◆ SET TASK
Go through the data below. Pull out every line that has the word "component".
* start DATASET CONTENT *
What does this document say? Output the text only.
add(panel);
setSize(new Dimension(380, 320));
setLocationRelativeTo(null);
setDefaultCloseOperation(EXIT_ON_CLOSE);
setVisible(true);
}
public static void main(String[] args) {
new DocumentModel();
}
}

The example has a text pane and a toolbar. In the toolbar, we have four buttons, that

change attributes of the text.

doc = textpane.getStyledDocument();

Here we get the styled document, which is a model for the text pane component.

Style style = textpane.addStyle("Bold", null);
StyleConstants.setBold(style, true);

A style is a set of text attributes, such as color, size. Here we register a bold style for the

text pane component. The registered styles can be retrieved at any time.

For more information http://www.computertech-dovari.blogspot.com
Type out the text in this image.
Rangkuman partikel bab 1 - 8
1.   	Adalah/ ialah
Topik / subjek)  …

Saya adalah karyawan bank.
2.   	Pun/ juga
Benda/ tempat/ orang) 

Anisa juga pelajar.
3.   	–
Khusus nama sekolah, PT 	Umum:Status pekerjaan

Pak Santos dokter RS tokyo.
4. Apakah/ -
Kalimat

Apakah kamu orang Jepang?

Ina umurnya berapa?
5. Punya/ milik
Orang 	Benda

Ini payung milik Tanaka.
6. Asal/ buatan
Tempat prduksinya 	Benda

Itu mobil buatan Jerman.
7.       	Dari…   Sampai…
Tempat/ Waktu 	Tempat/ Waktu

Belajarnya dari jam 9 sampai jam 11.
* end DATASET CONTENT *
◆ REPLY TO THE TASK
Here we get the styled document, which is a model for the text pane component.
text pane component. The registered styles can be retrieved at any time.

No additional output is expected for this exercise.